Repeated Temperature Readings with Patient Baseline Increases Sensitivity for COVID-19 Detection among Elderly Veterans

Older people with chronic illness are at greatest risk for severe COVID-19 (SARS-CoV-2) outcomes. Because threshold symptoms and signs, such as a temperature of at least 38°C (100.4°F), have been used to determine who is tested for the virus, their frequency may underestimate the prevalence of COVID-19. Studies have reported that nursing home residents with pneumonia often present without fever and have a lower basal temperature than community-dwelling older adults. On March 10, 2020, VA issued isolation and temperature guidance, including daily monitoring, to its Community Living Centers (CLCs) that provide a nursing home environment for nearly 9,000 Veterans. And on April 14, 2020, VA guidance required one-time universal COVID-19 testing of all CLC residents and staff. The purpose of this study was to compare temperature trends and identify maximum temperatures in nursing home residents 14 days prior to and following systematic testing among CLC residents. Using VA electronic medical records data, investigators identified COVID-19 testing results for 7,325 Veterans residing in CLCs. Of these CLC residents, 453 (6%) of Veterans tested positive for COVID-19.


  • A single temperature screening is unlikely to accurately detect COVID-19 in nursing home residents. Only 27% of residents who tested positive for the virus met the temperature threshold (38°C or 100.4°F) during the study period.

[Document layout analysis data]

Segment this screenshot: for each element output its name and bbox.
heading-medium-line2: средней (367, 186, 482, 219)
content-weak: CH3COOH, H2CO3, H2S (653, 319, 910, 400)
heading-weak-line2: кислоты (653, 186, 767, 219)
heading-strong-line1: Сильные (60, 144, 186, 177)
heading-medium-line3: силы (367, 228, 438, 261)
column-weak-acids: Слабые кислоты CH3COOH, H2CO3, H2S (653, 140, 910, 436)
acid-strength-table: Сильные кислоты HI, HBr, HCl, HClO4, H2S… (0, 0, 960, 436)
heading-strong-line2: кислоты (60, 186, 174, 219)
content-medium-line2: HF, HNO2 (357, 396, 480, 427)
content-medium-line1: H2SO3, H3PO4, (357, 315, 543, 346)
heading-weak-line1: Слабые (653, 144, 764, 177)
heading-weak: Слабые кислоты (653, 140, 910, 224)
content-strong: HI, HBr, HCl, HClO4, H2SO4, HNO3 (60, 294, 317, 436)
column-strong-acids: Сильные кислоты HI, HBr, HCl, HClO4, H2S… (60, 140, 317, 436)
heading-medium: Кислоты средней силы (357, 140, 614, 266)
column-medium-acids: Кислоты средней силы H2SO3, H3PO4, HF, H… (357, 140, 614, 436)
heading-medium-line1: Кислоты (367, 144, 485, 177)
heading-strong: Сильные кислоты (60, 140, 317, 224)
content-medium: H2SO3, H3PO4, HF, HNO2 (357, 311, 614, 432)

## What is expected
Pick up the summary of the study on temperature readings and COVID-19 detection in elderly Veterans, and continue it from the point where it stops.

## Answer space
  • While most nursing home residents (63%) with confirmed COVID-19 experienced two or more 0.5°C elevations above their baseline temperatures, there also was a group (20%) that was persistently cooler and had no temperature deviation from baseline.
  • Temperatures in elderly Veterans with COVID-19 began rising 7 days prior to testing for the virus – and remained elevated during the 14-day follow-up.
  • The average maximum temperature in COVID-19 positive patients was 37.66°C (99.8°F) compared to 37.11°C (98.8°F) in patients who were COVID-19 negative.


  • Study findings suggest that the current fever threshold for COVID-19 screening should be reconsidered. Repeated temperature measurement with a patient-derived baseline could increase sensitivity for surveillance purposes when applied to a nursing home population.


  • Investigators did not distinguish sensitivity of temperature thresholds for detecting COVID-19 when separated between those who met other symptom screening criteria from those who did not.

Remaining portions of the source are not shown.